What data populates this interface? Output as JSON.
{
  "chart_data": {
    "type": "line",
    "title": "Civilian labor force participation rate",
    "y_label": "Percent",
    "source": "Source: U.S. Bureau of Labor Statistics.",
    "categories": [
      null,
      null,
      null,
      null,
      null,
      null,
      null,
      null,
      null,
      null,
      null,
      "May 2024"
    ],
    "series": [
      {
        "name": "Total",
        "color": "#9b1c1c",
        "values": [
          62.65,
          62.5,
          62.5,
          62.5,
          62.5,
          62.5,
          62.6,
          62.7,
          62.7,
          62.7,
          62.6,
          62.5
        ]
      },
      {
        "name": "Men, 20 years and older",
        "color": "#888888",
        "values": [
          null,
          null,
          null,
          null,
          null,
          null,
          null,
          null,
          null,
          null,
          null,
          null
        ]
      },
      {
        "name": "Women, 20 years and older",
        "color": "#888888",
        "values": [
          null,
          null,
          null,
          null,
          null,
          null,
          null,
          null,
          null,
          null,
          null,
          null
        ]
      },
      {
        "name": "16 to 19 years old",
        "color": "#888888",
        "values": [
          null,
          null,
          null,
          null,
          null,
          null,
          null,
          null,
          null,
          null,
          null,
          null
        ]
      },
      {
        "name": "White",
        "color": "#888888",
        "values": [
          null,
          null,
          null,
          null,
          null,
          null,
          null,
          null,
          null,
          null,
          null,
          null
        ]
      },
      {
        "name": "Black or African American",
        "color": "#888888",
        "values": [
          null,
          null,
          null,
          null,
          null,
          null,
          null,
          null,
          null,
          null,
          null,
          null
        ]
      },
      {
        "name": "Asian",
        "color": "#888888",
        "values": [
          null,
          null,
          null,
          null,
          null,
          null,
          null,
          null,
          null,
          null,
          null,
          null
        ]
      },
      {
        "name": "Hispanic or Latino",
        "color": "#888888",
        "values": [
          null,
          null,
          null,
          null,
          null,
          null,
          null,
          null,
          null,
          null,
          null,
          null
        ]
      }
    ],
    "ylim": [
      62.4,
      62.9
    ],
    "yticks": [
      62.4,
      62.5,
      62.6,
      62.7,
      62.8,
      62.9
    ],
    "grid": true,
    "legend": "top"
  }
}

Exercise aim: Check each line in the listing above for the string "years", then report how many lines contain it, with no other text.

The reply: 3